__TASK BRIEF__:
Give only the number of lines in the data that include the string "bands".

__DATASET RECORDS__:
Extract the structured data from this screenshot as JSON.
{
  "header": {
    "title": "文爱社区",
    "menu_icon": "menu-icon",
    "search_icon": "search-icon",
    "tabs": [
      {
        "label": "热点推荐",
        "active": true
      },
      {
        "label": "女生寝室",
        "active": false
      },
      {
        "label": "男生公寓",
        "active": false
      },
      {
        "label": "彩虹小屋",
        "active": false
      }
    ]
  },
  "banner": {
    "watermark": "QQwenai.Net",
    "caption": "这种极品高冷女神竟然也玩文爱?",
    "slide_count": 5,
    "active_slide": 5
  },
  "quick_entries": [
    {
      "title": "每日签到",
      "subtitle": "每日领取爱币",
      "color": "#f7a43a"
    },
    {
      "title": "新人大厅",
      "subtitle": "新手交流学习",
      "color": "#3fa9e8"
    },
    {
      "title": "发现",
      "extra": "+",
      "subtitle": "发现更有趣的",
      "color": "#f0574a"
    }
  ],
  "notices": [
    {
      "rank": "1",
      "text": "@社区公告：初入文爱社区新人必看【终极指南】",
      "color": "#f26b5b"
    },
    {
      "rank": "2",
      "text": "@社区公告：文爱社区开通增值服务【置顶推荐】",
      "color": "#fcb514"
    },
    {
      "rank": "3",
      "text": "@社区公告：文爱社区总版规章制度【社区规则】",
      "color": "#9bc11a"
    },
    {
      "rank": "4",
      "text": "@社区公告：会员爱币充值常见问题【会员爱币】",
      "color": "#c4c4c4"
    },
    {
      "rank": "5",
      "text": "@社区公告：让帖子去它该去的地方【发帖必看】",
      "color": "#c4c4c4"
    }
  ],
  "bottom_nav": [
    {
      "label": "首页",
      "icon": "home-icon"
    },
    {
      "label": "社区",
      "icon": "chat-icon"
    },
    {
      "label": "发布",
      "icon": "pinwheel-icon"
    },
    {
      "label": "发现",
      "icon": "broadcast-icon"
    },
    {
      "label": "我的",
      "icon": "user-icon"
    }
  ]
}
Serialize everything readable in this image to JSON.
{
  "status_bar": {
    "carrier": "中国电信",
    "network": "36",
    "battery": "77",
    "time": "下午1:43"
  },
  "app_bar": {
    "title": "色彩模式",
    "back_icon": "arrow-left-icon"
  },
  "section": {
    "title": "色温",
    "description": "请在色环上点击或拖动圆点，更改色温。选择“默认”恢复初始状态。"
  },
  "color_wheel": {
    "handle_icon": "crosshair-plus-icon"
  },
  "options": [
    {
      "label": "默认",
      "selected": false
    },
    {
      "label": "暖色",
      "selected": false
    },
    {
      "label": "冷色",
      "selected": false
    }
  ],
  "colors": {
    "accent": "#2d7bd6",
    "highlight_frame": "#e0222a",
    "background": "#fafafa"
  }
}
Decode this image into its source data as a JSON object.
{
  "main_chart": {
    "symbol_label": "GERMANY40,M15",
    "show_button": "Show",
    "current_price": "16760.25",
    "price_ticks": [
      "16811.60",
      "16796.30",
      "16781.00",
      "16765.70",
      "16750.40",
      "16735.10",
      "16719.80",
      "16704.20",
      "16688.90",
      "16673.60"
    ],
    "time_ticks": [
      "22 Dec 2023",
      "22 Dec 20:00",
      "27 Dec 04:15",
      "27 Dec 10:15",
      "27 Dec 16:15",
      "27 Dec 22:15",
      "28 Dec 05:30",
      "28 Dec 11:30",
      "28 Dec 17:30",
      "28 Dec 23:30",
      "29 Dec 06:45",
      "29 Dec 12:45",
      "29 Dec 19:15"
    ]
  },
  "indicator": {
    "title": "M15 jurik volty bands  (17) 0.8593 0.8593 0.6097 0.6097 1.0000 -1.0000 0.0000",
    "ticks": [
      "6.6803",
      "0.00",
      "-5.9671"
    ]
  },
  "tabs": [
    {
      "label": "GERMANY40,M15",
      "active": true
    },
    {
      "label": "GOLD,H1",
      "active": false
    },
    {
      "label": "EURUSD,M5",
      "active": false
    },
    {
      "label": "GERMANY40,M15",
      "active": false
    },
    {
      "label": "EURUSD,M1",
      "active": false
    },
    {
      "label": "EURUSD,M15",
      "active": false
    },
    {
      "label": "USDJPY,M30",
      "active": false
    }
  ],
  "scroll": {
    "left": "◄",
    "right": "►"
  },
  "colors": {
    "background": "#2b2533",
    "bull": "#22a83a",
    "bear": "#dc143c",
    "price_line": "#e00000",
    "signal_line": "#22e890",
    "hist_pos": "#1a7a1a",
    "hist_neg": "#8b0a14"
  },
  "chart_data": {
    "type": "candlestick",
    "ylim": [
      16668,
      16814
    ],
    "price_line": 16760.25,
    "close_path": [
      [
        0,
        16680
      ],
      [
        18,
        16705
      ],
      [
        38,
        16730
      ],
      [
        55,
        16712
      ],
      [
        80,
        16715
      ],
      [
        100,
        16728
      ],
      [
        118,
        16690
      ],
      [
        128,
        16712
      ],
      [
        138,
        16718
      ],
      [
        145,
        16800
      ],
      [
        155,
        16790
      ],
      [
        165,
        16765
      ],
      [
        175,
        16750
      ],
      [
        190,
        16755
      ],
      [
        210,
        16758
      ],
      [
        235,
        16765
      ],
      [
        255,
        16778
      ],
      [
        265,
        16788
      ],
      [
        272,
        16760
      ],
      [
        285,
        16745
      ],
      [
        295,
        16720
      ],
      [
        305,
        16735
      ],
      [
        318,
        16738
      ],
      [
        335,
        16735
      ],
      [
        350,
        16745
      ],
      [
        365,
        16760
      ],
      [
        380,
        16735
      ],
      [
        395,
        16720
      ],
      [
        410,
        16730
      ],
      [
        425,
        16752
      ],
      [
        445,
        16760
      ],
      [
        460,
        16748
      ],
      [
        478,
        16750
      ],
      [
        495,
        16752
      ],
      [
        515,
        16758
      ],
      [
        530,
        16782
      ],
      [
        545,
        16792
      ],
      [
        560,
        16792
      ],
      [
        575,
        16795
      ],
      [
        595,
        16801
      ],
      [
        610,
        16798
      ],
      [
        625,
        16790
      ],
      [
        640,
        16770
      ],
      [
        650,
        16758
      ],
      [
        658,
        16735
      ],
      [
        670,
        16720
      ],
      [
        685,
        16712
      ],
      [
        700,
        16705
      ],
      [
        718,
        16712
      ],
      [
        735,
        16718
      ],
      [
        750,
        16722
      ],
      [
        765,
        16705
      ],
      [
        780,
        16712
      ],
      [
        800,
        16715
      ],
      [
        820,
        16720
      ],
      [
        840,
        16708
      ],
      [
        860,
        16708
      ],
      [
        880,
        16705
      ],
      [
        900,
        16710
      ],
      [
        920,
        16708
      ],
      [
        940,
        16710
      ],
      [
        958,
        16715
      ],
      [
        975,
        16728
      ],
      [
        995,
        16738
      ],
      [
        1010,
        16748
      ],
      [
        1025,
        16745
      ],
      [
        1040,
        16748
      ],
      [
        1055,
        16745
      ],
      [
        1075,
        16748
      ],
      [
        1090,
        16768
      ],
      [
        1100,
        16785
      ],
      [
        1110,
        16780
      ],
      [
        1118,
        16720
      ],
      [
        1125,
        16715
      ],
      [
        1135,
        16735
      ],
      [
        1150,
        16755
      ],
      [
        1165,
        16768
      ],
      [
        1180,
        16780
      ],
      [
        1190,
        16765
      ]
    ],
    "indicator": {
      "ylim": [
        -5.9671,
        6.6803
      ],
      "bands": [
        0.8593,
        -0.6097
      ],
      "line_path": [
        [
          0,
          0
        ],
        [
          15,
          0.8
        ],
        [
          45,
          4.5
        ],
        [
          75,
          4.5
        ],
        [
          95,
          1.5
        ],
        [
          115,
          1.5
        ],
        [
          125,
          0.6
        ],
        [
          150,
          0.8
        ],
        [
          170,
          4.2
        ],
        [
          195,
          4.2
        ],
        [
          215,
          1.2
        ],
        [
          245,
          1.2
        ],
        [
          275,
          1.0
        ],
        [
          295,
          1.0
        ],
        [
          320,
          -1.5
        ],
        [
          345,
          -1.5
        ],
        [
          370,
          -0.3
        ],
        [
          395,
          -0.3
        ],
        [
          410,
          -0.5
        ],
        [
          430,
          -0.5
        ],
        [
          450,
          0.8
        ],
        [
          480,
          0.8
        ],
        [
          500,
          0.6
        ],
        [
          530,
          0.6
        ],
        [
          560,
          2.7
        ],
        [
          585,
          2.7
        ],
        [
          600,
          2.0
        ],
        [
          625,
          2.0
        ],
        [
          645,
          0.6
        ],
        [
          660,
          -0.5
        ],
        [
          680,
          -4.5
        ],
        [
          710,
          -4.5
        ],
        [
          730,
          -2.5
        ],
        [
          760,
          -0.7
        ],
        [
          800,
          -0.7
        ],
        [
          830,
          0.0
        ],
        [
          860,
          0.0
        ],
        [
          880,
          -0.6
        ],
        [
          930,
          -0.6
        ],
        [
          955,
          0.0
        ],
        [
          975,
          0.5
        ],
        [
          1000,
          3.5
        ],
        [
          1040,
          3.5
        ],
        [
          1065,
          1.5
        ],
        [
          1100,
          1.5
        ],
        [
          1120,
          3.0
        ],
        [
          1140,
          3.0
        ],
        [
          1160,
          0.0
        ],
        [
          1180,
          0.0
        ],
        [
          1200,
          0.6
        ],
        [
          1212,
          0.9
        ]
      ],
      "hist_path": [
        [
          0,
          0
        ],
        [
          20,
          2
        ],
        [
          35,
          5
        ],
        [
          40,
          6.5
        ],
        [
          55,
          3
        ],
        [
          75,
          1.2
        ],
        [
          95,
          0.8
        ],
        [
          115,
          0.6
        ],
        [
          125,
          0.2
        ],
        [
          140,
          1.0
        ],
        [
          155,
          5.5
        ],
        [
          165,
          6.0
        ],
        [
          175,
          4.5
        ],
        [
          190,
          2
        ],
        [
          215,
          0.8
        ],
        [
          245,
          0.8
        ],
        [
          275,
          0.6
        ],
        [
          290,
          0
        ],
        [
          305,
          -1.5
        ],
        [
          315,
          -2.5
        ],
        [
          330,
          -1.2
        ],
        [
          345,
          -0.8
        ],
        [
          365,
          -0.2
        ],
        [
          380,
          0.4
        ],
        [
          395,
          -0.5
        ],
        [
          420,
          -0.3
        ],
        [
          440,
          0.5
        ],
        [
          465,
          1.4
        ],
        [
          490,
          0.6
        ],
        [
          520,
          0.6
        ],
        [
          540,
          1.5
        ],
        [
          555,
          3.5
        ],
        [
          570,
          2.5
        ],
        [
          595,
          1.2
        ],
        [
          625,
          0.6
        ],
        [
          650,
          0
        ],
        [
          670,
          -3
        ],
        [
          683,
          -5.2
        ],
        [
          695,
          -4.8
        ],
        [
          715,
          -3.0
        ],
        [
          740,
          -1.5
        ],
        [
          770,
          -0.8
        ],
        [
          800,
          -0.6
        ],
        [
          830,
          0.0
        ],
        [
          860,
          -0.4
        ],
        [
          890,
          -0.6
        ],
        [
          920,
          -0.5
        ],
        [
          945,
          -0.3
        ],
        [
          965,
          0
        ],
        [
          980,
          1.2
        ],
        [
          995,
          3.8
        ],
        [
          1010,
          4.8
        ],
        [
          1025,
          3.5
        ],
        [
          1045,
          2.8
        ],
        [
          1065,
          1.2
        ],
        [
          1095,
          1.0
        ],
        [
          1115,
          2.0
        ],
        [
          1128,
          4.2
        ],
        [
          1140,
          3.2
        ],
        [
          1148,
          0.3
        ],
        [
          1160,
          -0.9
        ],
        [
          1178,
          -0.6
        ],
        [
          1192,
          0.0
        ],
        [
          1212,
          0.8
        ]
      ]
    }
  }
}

__ANSWER TO THIS PROBLEM__:
2